[Figure data in JSON]
╔══

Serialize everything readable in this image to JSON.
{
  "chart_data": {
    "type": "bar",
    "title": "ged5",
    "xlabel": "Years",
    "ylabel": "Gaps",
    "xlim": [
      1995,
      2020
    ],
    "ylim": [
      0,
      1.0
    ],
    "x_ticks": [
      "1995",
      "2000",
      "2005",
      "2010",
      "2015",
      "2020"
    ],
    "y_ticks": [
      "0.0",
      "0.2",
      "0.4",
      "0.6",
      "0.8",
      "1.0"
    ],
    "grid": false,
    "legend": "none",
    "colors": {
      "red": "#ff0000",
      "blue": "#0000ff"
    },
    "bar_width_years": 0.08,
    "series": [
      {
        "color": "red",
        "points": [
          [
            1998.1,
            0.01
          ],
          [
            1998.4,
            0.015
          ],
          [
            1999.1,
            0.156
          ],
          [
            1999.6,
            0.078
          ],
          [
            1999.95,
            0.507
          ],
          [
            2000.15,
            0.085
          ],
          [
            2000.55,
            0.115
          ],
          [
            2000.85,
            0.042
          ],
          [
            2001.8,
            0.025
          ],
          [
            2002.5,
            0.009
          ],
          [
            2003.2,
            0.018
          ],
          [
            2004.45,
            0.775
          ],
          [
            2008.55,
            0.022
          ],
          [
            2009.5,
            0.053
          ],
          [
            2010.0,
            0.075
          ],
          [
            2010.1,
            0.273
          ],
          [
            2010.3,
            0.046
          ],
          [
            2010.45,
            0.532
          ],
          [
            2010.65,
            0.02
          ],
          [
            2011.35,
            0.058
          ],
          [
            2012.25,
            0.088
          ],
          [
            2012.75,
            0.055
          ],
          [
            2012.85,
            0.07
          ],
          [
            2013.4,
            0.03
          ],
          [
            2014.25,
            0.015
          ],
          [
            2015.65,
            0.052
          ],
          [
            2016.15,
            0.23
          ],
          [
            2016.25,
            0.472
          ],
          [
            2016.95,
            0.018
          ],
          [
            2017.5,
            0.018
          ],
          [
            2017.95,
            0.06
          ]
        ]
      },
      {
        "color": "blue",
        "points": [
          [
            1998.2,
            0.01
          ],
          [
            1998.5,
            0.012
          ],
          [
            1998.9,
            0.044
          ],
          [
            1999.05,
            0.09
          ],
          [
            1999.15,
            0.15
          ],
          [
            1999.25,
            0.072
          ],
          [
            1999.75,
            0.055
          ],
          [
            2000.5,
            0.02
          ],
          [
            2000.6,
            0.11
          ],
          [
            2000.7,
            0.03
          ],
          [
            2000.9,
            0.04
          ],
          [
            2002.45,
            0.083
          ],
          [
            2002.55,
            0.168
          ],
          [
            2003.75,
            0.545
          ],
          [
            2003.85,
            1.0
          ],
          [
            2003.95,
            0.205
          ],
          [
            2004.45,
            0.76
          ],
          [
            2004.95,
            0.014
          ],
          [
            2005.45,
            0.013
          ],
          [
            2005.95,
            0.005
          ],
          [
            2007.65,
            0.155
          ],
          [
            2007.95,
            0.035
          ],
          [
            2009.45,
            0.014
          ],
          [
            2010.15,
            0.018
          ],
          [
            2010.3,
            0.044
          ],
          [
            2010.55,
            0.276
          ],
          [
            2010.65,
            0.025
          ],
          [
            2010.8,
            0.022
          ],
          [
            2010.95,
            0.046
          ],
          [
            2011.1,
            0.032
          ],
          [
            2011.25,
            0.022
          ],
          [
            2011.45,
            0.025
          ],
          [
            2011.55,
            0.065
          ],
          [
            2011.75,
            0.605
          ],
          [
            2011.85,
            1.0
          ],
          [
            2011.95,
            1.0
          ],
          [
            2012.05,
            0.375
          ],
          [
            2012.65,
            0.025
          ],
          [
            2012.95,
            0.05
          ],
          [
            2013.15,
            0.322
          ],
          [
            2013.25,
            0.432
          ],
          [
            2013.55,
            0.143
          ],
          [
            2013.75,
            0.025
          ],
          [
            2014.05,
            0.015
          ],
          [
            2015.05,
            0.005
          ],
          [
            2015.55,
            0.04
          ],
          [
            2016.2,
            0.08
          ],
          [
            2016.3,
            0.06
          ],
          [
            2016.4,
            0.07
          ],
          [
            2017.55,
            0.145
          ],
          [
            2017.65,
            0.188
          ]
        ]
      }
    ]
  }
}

╚══

* _TASK REQUIREMENTS_
Print every line of the records exactly. Omit nothing.

* _SOLUTION TO THIS PROBLEM_
Serialize everything readable in this image to JSON.
{
  "chart_data": {
    "type": "bar",
    "title": "ged5",
    "xlabel": "Years",
    "ylabel": "Gaps",
    "xlim": [
      1995,
      2020
    ],
    "ylim": [
      0,
      1.0
    ],
    "x_ticks": [
      "1995",
      "2000",
      "2005",
      "2010",
      "2015",
      "2020"
    ],
    "y_ticks": [
      "0.0",
      "0.2",
      "0.4",
      "0.6",
      "0.8",
      "1.0"
    ],
    "grid": false,
    "legend": "none",
    "colors": {
      "red": "#ff0000",
      "blue": "#0000ff"
    },
    "bar_width_years": 0.08,
    "series": [
      {
        "color": "red",
        "points": [
          [
            1998.1,
            0.01
          ],
          [
            1998.4,
            0.015
          ],
          [
            1999.1,
            0.156
          ],
          [
            1999.6,
            0.078
          ],
          [
            1999.95,
            0.507
          ],
          [
            2000.15,
            0.085
          ],
          [
            2000.55,
            0.115
          ],
          [
            2000.85,
            0.042
          ],
          [
            2001.8,
            0.025
          ],
          [
            2002.5,
            0.009
          ],
          [
            2003.2,
            0.018
          ],
          [
            2004.45,
            0.775
          ],
          [
            2008.55,
            0.022
          ],
          [
            2009.5,
            0.053
          ],
          [
            2010.0,
            0.075
          ],
          [
            2010.1,
            0.273
          ],
          [
            2010.3,
            0.046
          ],
          [
            2010.45,
            0.532
          ],
          [
            2010.65,
            0.02
          ],
          [
            2011.35,
            0.058
          ],
          [
            2012.25,
            0.088
          ],
          [
            2012.75,
            0.055
          ],
          [
            2012.85,
            0.07
          ],
          [
            2013.4,
            0.03
          ],
          [
            2014.25,
            0.015
          ],
          [
            2015.65,
            0.052
          ],
          [
            2016.15,
            0.23
          ],
          [
            2016.25,
            0.472
          ],
          [
            2016.95,
            0.018
          ],
          [
            2017.5,
            0.018
          ],
          [
            2017.95,
            0.06
          ]
        ]
      },
      {
        "color": "blue",
        "points": [
          [
            1998.2,
            0.01
          ],
          [
            1998.5,
            0.012
          ],
          [
            1998.9,
            0.044
          ],
          [
            1999.05,
            0.09
          ],
          [
            1999.15,
            0.15
          ],
          [
            1999.25,
            0.072
          ],
          [
            1999.75,
            0.055
          ],
          [
            2000.5,
            0.02
          ],
          [
            2000.6,
            0.11
          ],
          [
            2000.7,
            0.03
          ],
          [
            2000.9,
            0.04
          ],
          [
            2002.45,
            0.083
          ],
          [
            2002.55,
            0.168
          ],
          [
            2003.75,
            0.545
          ],
          [
            2003.85,
            1.0
          ],
          [
            2003.95,
            0.205
          ],
          [
            2004.45,
            0.76
          ],
          [
            2004.95,
            0.014
          ],
          [
            2005.45,
            0.013
          ],
          [
            2005.95,
            0.005
          ],
          [
            2007.65,
            0.155
          ],
          [
            2007.95,
            0.035
          ],
          [
            2009.45,
            0.014
          ],
          [
            2010.15,
            0.018
          ],
          [
            2010.3,
            0.044
          ],
          [
            2010.55,
            0.276
          ],
          [
            2010.65,
            0.025
          ],
          [
            2010.8,
            0.022
          ],
          [
            2010.95,
            0.046
          ],
          [
            2011.1,
            0.032
          ],
          [
            2011.25,
            0.022
          ],
          [
            2011.45,
            0.025
          ],
          [
            2011.55,
            0.065
          ],
          [
            2011.75,
            0.605
          ],
          [
            2011.85,
            1.0
          ],
          [
            2011.95,
            1.0
          ],
          [
            2012.05,
            0.375
          ],
          [
            2012.65,
            0.025
          ],
          [
            2012.95,
            0.05
          ],
          [
            2013.15,
            0.322
          ],
          [
            2013.25,
            0.432
          ],
          [
            2013.55,
            0.143
          ],
          [
            2013.75,
            0.025
          ],
          [
            2014.05,
            0.015
          ],
          [
            2015.05,
            0.005
          ],
          [
            2015.55,
            0.04
          ],
          [
            2016.2,
            0.08
          ],
          [
            2016.3,
            0.06
          ],
          [
            2016.4,
            0.07
          ],
          [
            2017.55,
            0.145
          ],
          [
            2017.65,
            0.188
          ]
        ]
      }
    ]
  }
}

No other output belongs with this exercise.